(INSTRUCTIONS FOR THE TASK) Copy all lines below containing "this".

++++ DATA ENTRIES

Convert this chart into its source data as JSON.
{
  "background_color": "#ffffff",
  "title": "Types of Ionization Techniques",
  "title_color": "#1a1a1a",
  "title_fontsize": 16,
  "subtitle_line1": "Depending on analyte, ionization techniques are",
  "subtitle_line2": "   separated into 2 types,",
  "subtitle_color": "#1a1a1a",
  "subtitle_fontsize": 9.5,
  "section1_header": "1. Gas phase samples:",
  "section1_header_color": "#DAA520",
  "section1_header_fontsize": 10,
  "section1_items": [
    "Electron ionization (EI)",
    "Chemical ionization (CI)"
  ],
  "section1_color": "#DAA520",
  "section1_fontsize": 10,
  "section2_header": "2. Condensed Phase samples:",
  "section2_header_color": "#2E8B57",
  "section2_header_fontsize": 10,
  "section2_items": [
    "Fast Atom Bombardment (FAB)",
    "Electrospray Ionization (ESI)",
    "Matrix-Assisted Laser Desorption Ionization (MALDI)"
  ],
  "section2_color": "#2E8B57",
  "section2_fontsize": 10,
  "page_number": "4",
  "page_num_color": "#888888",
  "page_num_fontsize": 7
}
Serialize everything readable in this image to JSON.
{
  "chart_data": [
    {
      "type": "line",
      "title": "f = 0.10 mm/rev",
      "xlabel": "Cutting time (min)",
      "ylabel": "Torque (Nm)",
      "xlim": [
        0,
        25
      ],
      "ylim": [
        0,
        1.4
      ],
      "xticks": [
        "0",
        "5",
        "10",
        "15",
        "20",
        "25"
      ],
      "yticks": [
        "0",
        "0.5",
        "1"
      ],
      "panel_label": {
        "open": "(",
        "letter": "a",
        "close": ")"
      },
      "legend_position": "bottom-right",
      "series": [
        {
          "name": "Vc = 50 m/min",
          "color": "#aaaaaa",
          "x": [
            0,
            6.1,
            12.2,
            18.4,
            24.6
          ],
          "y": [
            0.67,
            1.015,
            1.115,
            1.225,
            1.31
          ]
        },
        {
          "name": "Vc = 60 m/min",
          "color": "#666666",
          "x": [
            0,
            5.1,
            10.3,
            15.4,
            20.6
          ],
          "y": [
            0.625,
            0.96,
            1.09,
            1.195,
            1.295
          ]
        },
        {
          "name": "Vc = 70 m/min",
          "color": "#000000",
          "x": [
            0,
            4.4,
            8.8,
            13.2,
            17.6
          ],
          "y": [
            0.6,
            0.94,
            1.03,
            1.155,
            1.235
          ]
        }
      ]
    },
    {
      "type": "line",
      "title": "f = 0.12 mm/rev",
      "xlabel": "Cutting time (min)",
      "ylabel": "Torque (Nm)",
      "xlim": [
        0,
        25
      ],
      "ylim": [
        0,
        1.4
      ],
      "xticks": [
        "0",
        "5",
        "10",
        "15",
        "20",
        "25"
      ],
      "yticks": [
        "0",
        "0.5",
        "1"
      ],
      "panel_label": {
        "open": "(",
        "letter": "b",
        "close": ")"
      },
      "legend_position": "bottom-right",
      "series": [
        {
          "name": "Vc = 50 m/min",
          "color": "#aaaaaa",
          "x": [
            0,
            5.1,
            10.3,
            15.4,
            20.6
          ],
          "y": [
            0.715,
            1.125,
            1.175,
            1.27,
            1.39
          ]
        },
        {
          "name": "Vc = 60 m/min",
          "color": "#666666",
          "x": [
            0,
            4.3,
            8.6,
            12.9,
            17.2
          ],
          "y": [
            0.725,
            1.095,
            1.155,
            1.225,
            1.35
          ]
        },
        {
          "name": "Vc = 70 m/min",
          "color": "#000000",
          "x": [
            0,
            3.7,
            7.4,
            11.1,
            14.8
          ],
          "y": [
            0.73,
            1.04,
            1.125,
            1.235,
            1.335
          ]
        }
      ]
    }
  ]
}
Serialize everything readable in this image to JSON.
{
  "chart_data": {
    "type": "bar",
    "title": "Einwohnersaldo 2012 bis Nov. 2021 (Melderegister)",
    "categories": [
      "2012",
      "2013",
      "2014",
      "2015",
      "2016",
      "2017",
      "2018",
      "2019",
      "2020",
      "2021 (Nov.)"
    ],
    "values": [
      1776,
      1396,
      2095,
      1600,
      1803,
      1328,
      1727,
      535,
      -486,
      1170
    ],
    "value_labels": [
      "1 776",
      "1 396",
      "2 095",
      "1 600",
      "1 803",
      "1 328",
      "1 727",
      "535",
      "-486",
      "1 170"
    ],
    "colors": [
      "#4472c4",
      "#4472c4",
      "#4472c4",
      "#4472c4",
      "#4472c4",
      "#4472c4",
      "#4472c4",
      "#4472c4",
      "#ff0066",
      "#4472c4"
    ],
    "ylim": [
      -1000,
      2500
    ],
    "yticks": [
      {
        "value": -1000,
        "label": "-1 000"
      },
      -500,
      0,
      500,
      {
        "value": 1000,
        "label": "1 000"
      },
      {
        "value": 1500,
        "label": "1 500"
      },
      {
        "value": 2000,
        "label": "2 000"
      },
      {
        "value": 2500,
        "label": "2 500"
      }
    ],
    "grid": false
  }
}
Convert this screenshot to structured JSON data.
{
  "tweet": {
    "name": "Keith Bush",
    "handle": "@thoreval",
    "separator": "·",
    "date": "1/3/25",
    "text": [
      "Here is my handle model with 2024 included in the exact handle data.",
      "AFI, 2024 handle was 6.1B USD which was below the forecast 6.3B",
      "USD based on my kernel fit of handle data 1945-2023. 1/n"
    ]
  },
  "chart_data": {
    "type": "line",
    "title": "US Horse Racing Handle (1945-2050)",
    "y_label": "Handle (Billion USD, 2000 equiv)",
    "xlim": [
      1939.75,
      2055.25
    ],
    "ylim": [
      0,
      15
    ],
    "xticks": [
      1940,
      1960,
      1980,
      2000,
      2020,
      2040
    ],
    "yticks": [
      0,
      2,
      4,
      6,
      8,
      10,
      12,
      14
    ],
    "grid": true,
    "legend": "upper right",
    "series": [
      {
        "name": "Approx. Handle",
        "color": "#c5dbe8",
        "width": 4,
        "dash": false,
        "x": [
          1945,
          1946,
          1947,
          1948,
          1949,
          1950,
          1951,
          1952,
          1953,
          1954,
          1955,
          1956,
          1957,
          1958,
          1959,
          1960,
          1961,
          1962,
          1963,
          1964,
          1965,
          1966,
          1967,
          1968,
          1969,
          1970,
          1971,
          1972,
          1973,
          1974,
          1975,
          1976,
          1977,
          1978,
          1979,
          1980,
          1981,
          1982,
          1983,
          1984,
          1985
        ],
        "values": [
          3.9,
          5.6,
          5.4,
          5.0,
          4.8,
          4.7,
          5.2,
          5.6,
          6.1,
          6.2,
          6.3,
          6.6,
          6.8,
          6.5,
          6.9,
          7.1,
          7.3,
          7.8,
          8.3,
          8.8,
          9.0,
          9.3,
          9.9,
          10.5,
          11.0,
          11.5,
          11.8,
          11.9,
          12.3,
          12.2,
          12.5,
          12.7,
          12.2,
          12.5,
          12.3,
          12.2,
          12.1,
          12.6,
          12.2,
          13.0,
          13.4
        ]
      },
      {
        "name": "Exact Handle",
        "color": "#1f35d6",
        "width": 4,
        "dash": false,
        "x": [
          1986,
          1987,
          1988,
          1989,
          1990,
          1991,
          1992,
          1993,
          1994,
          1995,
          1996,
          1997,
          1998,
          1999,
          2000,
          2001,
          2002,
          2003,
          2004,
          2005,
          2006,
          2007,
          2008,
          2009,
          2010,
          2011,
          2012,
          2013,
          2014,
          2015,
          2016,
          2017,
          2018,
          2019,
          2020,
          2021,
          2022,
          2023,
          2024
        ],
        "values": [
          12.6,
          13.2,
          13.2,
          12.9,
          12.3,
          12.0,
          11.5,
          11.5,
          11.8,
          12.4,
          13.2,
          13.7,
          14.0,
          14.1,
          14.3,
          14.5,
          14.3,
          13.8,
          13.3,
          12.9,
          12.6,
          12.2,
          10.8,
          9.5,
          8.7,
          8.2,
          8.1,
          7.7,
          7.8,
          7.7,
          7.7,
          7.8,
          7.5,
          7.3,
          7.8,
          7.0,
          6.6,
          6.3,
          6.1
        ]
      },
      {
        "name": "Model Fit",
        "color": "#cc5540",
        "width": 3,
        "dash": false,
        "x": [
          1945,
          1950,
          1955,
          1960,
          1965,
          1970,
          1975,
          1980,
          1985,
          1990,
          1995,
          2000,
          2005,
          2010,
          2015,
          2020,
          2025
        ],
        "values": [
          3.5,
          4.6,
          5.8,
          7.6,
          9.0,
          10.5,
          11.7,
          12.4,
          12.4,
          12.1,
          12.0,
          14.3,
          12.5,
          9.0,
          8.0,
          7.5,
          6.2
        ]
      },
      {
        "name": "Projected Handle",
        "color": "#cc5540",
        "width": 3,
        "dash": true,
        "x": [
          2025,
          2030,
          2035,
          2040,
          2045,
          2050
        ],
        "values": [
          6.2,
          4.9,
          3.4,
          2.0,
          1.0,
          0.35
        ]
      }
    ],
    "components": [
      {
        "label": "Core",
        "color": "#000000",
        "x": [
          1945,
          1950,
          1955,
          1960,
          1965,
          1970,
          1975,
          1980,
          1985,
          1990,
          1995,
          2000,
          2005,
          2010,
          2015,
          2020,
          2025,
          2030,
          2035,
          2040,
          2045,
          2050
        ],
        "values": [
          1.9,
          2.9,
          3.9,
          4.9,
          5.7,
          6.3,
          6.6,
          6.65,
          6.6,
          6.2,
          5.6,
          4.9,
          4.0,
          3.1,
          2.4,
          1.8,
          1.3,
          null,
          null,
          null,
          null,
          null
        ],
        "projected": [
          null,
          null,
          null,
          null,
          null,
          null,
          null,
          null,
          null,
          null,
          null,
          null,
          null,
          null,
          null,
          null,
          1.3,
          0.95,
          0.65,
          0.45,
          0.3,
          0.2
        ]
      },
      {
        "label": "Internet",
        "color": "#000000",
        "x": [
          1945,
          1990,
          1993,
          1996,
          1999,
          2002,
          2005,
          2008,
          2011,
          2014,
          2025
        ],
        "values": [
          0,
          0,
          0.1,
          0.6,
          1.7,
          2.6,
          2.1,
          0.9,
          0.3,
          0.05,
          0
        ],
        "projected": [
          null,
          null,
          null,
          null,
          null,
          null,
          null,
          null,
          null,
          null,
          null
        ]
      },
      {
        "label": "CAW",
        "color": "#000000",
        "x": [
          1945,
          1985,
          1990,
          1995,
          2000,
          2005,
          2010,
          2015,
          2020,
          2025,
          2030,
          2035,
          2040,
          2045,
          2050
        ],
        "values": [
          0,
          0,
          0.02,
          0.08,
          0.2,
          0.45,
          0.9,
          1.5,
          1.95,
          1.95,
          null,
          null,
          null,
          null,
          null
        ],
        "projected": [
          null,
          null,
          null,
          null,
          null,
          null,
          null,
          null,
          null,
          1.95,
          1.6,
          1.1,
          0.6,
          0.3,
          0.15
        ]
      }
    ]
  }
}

++++++++

(TASK OUTPUT)
Convert this chart into its source data as JSON.
Serialize everything readable in this image to JSON.
Serialize everything readable in this image to JSON.
Convert this screenshot to structured JSON data.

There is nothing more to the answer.